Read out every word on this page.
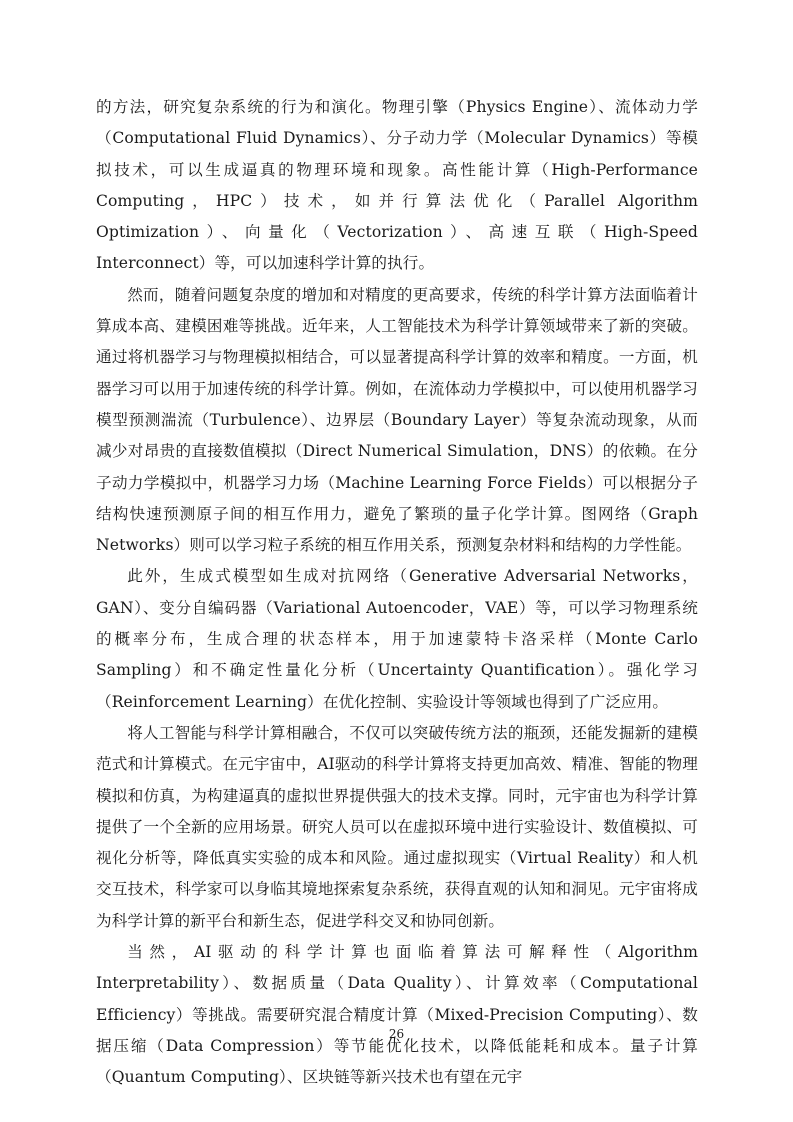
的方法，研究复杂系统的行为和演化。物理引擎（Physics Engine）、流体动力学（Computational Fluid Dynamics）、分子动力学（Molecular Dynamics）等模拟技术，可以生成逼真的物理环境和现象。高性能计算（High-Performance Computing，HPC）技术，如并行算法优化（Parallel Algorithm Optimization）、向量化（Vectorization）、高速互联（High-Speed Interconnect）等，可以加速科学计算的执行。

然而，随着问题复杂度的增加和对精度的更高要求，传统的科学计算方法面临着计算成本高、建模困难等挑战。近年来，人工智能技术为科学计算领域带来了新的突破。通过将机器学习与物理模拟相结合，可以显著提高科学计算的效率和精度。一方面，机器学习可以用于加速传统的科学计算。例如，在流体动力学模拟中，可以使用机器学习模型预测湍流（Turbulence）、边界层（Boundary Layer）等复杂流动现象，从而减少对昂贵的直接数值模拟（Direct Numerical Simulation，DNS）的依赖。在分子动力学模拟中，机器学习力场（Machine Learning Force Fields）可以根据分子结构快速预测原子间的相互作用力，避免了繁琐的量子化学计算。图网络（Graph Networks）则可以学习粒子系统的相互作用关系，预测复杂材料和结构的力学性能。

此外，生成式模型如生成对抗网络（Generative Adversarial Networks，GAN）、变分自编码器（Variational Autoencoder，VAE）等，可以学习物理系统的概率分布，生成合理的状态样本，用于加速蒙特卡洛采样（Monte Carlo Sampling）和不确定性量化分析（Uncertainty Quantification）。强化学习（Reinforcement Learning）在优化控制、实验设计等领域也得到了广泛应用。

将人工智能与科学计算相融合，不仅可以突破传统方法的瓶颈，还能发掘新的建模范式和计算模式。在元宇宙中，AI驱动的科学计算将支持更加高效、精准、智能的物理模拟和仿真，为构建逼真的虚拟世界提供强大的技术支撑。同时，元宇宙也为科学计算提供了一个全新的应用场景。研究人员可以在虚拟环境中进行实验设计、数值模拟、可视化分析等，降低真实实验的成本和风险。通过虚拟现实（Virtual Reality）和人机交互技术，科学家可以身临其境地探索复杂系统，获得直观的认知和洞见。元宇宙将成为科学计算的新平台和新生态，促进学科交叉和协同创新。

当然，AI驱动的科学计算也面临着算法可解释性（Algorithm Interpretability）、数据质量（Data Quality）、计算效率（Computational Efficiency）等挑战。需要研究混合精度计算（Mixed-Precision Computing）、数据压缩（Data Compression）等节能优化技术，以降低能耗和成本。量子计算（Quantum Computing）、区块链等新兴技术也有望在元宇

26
########
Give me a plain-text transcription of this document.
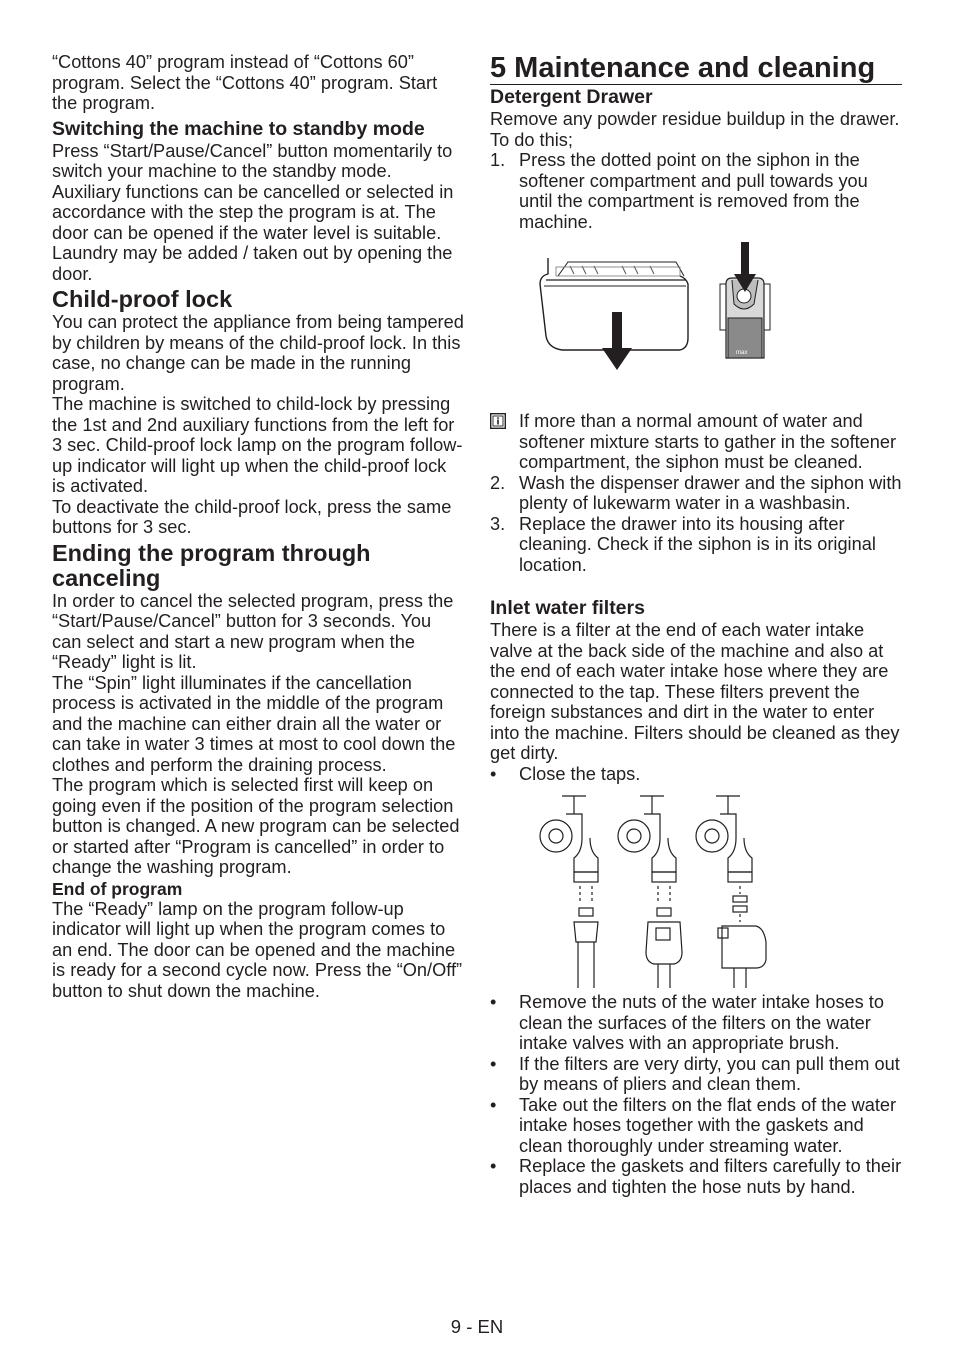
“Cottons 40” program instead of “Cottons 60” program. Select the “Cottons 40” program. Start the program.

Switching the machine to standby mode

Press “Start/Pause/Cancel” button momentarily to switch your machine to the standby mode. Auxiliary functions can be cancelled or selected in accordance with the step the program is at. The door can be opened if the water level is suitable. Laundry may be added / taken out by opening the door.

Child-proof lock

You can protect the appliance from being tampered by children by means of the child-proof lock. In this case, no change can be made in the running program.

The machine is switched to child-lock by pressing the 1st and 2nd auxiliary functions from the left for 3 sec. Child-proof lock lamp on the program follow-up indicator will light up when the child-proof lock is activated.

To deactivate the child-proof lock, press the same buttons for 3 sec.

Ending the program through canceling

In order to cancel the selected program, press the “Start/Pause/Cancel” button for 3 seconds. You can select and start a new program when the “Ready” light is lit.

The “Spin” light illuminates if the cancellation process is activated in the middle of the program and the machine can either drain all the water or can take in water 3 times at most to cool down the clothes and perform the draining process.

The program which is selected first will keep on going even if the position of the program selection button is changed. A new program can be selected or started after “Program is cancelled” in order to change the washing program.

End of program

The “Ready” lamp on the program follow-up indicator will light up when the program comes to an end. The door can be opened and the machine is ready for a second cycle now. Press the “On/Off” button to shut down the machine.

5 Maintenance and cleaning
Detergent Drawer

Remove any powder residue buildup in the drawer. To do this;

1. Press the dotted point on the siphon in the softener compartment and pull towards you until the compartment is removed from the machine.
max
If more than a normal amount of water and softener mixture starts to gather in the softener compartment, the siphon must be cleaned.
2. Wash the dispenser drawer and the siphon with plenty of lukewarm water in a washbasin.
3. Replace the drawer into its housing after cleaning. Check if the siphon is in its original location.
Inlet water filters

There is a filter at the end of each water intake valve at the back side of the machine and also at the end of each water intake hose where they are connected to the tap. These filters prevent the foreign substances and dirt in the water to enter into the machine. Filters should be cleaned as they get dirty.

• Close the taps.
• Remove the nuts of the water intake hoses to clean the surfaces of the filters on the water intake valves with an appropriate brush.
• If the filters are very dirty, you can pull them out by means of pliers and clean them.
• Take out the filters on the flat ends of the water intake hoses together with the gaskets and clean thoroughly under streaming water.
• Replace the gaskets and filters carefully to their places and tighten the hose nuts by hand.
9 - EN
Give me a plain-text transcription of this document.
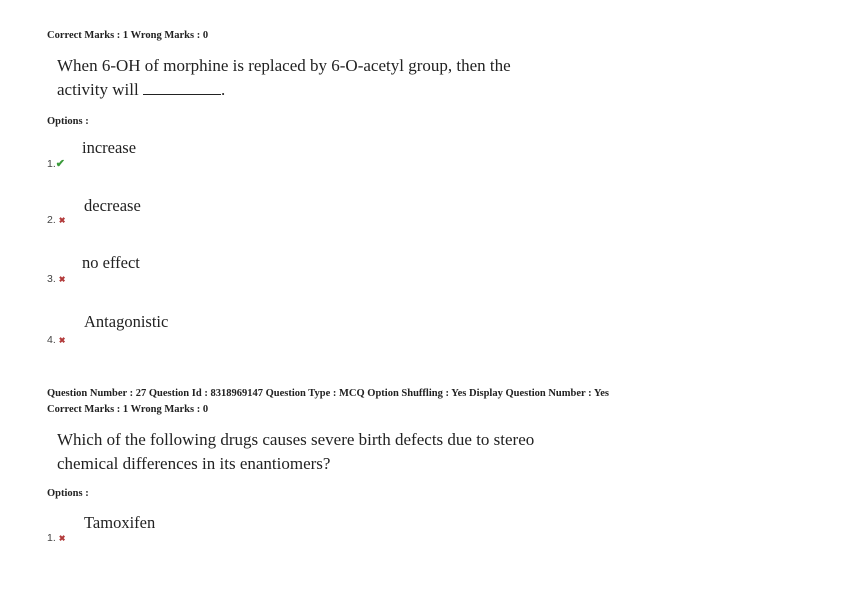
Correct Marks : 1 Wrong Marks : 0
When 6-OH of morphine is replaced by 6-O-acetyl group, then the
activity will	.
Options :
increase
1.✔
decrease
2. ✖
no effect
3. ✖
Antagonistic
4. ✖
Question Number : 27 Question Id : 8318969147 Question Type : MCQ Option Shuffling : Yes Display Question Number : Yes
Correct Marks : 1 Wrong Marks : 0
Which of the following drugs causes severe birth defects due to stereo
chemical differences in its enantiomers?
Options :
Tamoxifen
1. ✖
########
**AIM OF THE EXERCISE:**
Show all lines above holding "gaskets".

**FULL OUTPUT:**
• Take out the filters on the flat ends of the water intake hoses together with the gaskets and clean thoroughly under streaming water.
• Replace the gaskets and filters carefully to their places and tighten the hose nuts by hand.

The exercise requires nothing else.